● SELECTION:
There is no tradeoff between freedom and security. That is the contention put forward by Jonathan Wilde of Catallarchy.net in this essay about why a society that allowed the private ownership of nukes might be safer, yes safer, than ours. It was inspired by the comments to Perry’s Samizdata posting where he describes himself as a “social individualist.”

19 comments to What to do about your neighbour’s nuke.

  • Harry Payne

    Rather old news, but it’s good to see a fun idea re-discovered.

  • What’s all this brouhaha about privately owned nuclear devices?

    The bleeding things are expensive as all hell, take up precious space in the basement, require very delicate maintenance that costs a lot more per hour than your typical plumber, and simple cannot be used to rob a convenience store. Who would want one?

    Can you imagine having to alpha-scrub all those canned pickles and jars of preserves every week? Would you want to deal with the decline in property values — or that funny look on the assessor’s face? And what about the kids? It’s hard enough to keep them from picking the lock on the gun safe. “Don’t play with the nuclear weapon, dear, or you’ll have to wash all over with the stingy soap.” No, thanks.

    Besides, my neighbor has one. A very nice one, too: advanced Teller double-implosion design with a fully inert U238 shell, 550 KT, pressure-fused, and painted a lovely Navajo White. So I’ll just free-ride on him.

  • Private nukes? I have one devastating counter argument… PMS.

    Do we really want to rebuild civilization every 30 days?

  • Phil Bradley

    Jonathan mis-understands the relationship between technology and demand when he suggests nuclear weapons will get smaller and cheaper. In the nineteenth century when science was driven by gentlemen scientists new discoveries spread in, to an extent, more-or-less random directions, although most scientists were concerned with practical problems – draining marshes, finding minerals, accurate timepieces, etc.

● WHAT THIS EXERCISE ASKS:
• 1. In the excerpt on private nukes, what color is the neighbor's nuclear weapon painted?
• 2. Continue the excerpt on private nukes from the last sentence shown.

● ENTRIES SUPPLIED:
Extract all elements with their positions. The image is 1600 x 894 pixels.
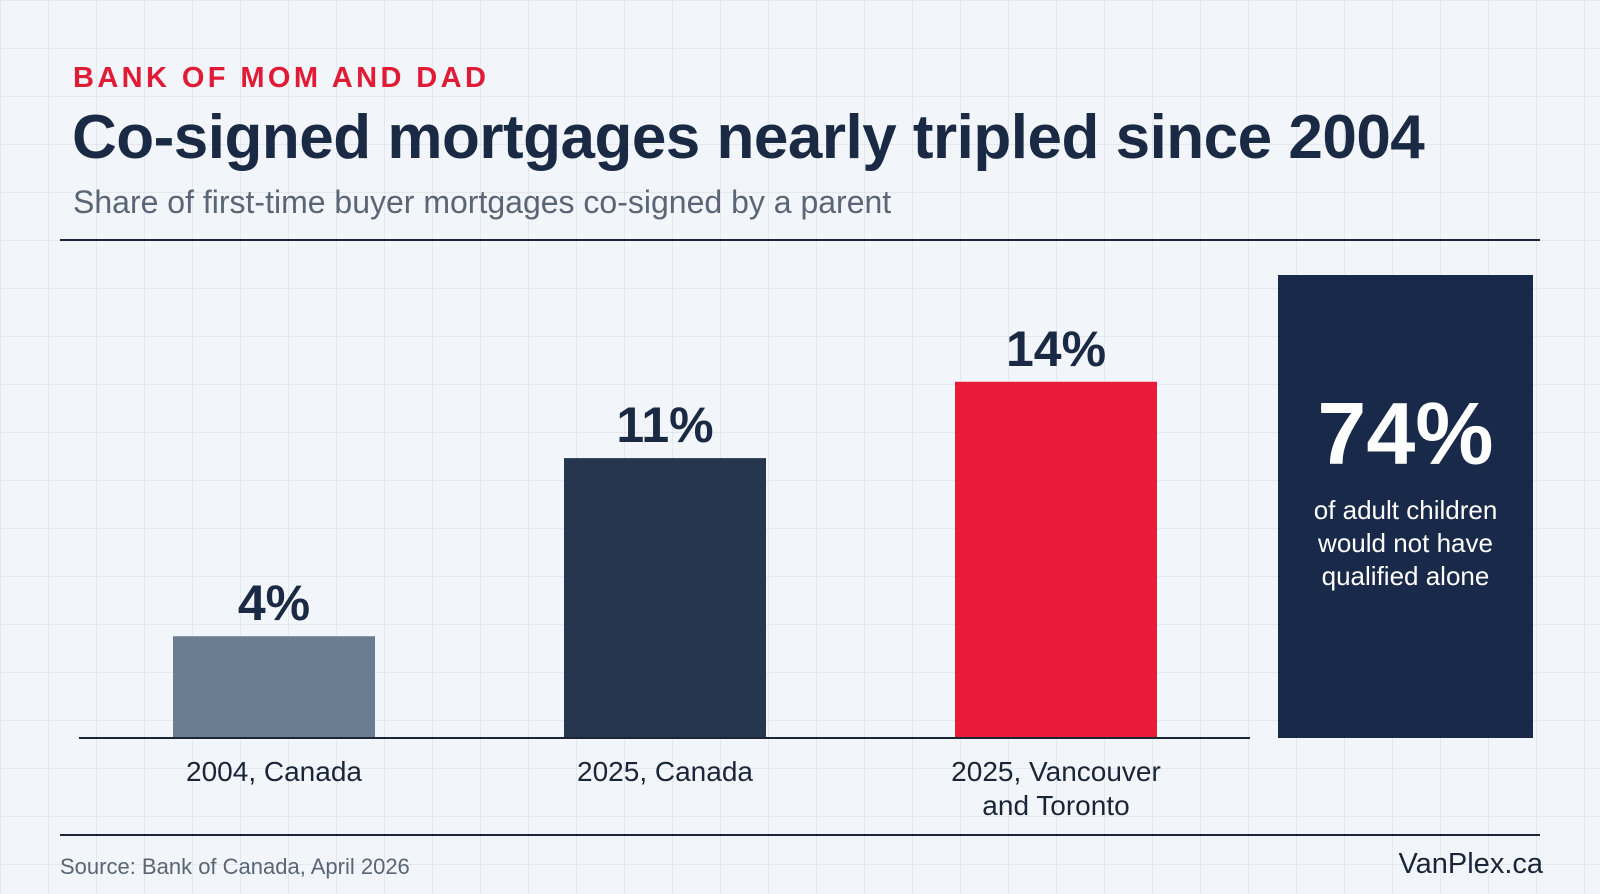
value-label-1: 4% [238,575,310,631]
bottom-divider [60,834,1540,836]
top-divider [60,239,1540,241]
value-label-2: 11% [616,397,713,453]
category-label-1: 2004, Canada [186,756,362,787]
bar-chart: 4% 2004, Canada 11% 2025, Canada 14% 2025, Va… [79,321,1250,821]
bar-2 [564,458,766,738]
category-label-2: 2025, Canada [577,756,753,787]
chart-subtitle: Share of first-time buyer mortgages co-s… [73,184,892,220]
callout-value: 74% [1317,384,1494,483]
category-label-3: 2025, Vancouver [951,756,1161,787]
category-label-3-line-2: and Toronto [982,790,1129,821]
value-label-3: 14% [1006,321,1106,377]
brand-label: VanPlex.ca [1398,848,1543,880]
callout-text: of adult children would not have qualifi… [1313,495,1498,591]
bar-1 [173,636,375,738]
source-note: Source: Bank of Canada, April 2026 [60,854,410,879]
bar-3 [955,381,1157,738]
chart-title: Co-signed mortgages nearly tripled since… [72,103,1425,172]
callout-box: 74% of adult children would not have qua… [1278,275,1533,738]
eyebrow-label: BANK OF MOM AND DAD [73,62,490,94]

...

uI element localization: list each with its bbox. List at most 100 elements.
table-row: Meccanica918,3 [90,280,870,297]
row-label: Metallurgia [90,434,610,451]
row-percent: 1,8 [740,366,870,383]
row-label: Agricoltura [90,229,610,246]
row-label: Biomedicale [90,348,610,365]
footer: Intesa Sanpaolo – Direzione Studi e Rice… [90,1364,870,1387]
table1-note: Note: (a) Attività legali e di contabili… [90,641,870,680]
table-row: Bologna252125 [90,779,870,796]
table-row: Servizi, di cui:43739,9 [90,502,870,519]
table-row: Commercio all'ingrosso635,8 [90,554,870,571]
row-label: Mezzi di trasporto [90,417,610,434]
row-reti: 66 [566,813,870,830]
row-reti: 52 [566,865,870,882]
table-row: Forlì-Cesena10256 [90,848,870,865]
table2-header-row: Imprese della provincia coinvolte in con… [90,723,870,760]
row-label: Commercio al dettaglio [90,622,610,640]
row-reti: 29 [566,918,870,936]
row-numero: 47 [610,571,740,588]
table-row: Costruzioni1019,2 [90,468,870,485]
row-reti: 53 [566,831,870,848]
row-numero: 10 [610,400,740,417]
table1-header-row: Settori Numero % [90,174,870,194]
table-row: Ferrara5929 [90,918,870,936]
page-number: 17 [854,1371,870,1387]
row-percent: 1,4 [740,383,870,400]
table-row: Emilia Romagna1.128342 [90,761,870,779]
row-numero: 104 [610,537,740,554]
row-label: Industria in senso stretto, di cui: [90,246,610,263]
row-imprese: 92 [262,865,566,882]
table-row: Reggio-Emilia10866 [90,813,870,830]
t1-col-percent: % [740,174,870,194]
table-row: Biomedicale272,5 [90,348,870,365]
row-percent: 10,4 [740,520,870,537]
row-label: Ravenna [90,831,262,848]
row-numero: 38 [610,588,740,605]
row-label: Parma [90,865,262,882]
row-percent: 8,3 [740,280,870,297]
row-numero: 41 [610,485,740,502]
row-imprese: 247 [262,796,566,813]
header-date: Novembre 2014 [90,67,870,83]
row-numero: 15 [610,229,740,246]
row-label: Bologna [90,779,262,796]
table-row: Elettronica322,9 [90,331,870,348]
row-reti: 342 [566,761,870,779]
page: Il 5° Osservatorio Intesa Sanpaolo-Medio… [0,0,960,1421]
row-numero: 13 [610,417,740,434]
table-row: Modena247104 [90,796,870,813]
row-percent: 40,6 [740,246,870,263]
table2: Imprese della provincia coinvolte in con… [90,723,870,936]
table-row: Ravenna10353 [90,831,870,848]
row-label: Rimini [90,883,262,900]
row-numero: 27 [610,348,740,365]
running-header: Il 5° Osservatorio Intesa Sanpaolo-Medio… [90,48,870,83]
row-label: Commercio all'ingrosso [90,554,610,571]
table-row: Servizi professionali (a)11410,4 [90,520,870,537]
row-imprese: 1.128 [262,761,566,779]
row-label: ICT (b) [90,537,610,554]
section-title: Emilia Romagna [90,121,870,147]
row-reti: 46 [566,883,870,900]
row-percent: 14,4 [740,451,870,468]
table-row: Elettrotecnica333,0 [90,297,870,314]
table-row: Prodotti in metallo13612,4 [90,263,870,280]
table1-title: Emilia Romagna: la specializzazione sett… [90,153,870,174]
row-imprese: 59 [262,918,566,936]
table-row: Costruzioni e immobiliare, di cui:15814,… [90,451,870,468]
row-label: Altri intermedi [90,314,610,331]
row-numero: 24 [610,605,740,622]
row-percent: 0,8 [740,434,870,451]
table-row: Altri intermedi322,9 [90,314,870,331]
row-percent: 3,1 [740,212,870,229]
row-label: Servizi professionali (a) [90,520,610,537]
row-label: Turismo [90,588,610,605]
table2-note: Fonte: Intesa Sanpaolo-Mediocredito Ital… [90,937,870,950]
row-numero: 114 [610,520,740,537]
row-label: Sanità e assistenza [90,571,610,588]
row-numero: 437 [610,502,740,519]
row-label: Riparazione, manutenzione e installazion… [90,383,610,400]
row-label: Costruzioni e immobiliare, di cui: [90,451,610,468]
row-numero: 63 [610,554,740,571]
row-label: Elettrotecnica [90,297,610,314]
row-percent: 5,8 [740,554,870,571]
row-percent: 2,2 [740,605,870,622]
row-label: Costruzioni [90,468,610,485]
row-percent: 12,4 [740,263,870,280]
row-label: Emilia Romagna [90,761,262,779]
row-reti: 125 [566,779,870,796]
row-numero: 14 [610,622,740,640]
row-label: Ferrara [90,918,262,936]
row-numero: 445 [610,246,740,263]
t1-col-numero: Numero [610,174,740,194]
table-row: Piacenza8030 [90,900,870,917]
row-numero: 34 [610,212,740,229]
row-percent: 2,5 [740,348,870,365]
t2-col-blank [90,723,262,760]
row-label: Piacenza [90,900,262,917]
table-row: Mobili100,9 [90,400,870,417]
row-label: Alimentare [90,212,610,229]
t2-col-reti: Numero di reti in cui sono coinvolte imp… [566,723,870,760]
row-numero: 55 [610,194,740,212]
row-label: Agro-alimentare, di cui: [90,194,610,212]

● RESULTS:
• 1. Navajo White.

• 2.
    In the 21st century where effectively all scientists are paid a salary, science and technology is driven by demand for science. I am not aware of significant demand for convenient home-sized nuclear devices, although there may be localized demand in certain middle-eastern countries.

    It is possible that such devices become available as a consequence of military research, although I note that the US military has discontinued its research into nuclear hand-grenades because of ‘practical problems’.

  • Yeah, it’s really hard to throw them far enough.

    On a somewhat more serious note, there was research into a fissionable bullet, made of Californium, that could be fired from a recoilless rifle. Here, too, there were problems: the half-life of Californium is only a few days. Definitely a “use it or lose it” sort of weapon.

  • Check out (ex-Monkee and “inventor of MTV”) Michael Nesmith in “Elephant Parts”. The video track you’re looking for is “Neighborhood Nuclear Superiority.”

    This was back in 1981. I say no more.

  • Dale Amon

    I covered this issue in the space policy statements I wrote for Ron Paul’s 1988 Presidential candidacy. I only discussed the idea for off-planet mining usage however.

    The further off Earth, the better. 🙂

  • Natalie,

    Actally, my contention was that nukes cannot be justly owned by anyone in a free society, including governments. Having read my post again, and after talking with my co-blogger Brian, it is clear that the last part of my post was a bit mangled, likely giving the wrong message.

    My main points were:

    1) Nukes cannot be justly owned by anyone in a free society, as they are equivalent to the barrel of a gun pointing at anyone within many miles of them, and as such are a direct threat to their lives and property.

    2) Thus, nobody, not even govts (nuclear monopolies) may rightly own them.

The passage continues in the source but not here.